▸ **Set problem**
Give the count of lines that include the string "ROAD". Add nothing to it.

— start Records to process —

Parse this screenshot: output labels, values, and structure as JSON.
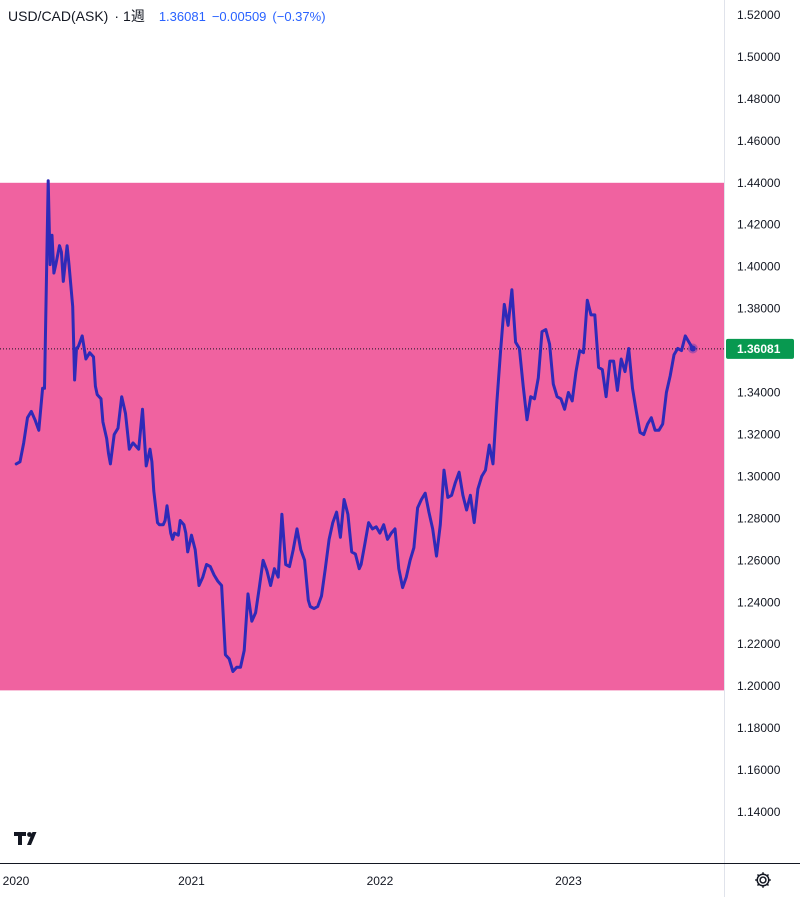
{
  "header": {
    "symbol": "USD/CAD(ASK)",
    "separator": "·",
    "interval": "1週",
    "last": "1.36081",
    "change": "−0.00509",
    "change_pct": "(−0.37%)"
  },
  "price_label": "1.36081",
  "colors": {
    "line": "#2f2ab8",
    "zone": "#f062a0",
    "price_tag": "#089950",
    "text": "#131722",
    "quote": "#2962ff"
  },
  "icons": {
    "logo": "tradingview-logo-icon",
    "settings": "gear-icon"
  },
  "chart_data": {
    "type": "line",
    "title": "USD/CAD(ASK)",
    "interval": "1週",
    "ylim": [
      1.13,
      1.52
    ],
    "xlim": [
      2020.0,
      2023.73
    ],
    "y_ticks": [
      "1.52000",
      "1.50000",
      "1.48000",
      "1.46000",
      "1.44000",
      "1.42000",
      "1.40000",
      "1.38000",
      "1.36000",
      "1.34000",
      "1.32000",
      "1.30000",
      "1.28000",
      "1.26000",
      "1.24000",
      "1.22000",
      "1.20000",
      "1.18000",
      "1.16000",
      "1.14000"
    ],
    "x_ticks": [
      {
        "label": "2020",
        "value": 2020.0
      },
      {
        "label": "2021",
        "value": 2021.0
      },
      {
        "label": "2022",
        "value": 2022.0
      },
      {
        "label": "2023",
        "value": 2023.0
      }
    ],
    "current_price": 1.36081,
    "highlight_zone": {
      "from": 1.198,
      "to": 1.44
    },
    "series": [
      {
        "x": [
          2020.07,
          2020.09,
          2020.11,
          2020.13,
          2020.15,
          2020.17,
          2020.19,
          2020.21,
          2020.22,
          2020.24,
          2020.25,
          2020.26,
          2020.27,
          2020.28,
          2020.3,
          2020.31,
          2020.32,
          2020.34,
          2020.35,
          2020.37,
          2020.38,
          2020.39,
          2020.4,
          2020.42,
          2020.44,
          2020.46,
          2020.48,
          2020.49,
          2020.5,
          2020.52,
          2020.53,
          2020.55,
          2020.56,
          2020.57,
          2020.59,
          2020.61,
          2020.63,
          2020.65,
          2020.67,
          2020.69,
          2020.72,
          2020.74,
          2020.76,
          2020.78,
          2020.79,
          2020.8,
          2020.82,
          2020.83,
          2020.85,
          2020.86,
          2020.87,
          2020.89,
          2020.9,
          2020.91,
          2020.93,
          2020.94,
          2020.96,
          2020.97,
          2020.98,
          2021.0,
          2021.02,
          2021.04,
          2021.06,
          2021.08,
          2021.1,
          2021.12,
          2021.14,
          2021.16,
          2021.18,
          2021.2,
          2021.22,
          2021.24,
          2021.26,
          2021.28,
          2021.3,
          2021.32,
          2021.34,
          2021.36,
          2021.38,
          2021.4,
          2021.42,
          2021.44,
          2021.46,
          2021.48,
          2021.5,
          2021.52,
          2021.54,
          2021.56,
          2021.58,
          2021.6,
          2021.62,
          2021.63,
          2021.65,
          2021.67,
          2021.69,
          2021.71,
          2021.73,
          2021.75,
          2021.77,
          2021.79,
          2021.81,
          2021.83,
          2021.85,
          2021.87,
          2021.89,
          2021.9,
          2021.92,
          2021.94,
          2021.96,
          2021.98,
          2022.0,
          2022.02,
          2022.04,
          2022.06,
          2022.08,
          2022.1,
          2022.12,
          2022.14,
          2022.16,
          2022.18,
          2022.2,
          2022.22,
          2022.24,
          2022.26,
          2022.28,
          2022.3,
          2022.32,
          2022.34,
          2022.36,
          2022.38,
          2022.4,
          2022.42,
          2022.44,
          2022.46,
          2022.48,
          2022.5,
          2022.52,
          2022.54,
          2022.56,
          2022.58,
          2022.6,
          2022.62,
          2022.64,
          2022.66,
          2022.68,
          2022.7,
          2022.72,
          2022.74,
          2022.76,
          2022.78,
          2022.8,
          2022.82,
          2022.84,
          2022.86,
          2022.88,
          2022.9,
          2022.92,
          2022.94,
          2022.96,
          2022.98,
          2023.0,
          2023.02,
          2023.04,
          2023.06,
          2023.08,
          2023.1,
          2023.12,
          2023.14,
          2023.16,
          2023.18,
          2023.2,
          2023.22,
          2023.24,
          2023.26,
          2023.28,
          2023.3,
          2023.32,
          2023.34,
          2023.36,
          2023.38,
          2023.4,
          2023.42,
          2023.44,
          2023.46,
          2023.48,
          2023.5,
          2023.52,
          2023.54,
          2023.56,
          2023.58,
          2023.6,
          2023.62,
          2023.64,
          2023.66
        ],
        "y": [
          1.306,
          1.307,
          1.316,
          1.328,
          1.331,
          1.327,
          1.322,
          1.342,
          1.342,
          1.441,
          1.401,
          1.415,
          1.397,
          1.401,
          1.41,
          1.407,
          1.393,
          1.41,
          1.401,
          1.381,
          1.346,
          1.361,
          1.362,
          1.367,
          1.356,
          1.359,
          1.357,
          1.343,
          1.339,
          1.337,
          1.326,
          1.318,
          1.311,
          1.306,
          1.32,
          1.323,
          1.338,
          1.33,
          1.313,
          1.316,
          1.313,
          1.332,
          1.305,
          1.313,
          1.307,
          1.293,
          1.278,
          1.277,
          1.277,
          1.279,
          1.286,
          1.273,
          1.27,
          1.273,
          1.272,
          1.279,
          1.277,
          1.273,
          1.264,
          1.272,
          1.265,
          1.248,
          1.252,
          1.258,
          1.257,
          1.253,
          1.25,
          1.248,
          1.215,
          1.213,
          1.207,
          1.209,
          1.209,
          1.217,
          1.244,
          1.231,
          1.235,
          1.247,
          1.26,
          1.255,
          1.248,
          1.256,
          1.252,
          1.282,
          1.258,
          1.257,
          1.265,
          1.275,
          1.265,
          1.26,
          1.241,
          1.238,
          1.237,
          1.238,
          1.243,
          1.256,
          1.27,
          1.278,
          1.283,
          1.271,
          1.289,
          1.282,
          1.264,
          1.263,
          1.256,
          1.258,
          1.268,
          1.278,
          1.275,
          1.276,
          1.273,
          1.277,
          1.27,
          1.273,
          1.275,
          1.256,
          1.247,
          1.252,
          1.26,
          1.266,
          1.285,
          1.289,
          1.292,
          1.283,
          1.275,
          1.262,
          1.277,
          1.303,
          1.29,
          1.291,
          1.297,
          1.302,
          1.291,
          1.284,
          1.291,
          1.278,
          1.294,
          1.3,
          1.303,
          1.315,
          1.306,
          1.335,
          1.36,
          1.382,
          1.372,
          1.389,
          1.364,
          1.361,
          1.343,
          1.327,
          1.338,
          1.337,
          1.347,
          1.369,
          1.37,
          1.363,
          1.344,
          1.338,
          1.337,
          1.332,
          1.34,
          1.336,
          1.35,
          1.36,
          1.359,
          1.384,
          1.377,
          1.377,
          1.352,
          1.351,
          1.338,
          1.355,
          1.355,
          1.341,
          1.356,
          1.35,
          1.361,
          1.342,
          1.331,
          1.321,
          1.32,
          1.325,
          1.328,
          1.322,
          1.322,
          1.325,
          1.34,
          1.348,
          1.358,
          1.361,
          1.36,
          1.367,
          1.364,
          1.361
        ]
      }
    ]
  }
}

— end Records to process —
— start Records to process —

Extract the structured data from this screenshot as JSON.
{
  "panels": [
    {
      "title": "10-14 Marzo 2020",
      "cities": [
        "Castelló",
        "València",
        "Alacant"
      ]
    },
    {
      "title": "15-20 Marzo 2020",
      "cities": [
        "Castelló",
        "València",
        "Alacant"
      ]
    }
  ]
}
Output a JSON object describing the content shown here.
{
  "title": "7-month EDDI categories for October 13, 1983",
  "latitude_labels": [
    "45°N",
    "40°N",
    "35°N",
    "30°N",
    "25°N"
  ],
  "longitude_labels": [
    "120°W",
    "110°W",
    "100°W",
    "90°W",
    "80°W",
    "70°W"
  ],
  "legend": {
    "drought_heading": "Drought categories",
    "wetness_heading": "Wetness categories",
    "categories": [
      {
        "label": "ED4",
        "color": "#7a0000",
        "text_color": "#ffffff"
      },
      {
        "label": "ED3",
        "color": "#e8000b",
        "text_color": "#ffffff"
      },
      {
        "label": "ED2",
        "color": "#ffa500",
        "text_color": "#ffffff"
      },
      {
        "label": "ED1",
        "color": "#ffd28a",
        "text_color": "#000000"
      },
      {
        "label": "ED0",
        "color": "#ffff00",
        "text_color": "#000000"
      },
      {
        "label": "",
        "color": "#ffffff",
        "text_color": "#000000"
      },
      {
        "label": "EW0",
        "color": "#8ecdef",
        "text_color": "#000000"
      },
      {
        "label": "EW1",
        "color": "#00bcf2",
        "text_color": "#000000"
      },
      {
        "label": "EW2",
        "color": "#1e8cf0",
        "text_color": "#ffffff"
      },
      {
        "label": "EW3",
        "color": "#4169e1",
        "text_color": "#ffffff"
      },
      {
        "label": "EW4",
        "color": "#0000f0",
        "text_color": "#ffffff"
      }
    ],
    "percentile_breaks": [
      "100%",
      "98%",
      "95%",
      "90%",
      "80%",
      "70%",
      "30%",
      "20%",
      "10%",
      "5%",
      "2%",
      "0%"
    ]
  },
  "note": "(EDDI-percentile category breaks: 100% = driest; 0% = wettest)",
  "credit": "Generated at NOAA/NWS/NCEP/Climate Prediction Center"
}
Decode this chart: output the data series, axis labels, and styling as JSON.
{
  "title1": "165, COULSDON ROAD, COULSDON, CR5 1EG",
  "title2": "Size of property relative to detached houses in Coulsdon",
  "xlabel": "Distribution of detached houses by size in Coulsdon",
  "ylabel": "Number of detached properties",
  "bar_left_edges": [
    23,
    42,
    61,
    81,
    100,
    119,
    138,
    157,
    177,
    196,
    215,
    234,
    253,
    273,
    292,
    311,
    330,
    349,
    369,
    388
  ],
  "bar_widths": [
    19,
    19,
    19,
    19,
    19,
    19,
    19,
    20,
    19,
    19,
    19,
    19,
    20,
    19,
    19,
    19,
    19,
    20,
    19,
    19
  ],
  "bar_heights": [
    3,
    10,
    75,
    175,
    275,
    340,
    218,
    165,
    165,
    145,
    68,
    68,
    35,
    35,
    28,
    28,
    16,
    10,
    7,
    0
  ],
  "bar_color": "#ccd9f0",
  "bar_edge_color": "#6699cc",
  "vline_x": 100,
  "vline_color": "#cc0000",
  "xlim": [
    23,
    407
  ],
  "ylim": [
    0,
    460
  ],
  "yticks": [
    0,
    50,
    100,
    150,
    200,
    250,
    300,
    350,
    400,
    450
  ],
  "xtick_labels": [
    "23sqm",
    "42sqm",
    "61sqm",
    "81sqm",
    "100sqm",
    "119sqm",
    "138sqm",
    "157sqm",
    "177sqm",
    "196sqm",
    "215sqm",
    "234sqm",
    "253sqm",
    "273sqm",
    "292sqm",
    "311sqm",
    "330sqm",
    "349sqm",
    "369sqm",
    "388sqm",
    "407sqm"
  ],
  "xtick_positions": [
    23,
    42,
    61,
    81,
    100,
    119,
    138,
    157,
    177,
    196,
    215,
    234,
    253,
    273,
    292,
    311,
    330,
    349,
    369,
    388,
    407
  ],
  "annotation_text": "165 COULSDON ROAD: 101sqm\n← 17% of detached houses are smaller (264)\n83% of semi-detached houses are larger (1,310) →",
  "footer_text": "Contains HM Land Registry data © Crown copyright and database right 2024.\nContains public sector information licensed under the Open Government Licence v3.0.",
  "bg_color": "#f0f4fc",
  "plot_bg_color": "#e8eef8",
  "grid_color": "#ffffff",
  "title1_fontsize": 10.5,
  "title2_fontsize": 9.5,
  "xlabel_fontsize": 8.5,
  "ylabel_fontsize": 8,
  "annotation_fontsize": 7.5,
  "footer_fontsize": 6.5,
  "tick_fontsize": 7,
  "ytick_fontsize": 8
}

— end Records to process —
— start Records to process —

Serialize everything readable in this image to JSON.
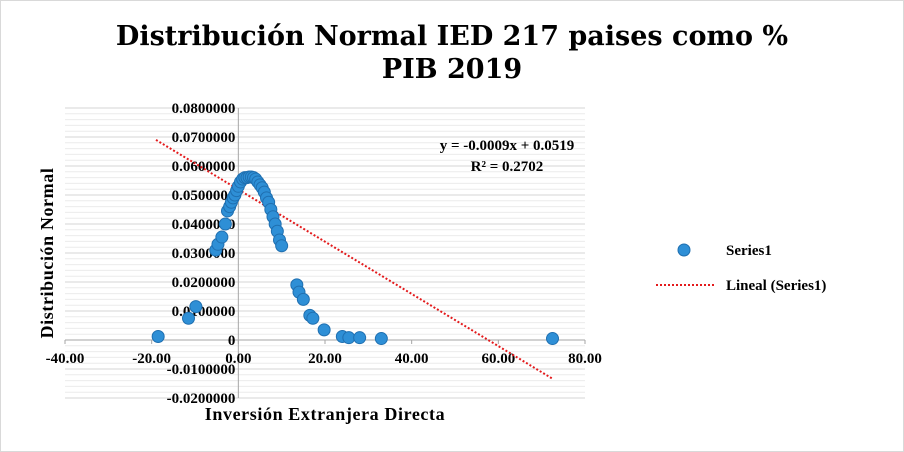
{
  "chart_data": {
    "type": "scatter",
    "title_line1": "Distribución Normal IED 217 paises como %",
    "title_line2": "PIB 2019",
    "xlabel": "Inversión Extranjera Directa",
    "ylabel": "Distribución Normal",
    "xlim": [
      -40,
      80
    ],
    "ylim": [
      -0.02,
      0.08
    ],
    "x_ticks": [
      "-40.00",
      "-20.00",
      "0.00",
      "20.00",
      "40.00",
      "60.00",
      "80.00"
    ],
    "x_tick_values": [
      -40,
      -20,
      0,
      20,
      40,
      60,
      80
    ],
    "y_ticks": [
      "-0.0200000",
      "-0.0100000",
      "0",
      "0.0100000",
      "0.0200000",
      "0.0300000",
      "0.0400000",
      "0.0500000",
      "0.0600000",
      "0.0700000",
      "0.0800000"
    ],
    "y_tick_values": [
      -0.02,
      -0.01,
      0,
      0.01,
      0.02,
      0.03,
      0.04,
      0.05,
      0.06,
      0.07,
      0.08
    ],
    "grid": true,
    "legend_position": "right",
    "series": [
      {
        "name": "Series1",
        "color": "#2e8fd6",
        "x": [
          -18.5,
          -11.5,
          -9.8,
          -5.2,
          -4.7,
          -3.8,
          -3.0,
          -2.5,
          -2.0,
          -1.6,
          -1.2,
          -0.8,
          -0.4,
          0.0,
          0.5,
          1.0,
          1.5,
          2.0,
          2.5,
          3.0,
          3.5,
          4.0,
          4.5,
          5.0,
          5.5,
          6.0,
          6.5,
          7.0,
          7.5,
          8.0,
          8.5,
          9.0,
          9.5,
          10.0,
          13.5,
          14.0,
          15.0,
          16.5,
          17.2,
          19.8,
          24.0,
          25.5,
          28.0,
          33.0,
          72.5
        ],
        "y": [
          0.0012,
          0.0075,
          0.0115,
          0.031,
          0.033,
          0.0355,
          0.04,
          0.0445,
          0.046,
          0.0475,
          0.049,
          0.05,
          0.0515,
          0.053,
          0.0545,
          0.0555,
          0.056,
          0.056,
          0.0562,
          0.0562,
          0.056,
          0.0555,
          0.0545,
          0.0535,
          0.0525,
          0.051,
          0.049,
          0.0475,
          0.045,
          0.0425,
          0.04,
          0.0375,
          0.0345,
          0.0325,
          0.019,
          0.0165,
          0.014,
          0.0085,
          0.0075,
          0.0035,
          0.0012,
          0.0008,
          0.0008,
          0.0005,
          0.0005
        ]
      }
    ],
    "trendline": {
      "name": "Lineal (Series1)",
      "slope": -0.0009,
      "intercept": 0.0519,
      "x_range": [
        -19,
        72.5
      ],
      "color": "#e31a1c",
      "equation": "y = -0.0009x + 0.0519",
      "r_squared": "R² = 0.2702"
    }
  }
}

— end Records to process —

▸ **Task result**
2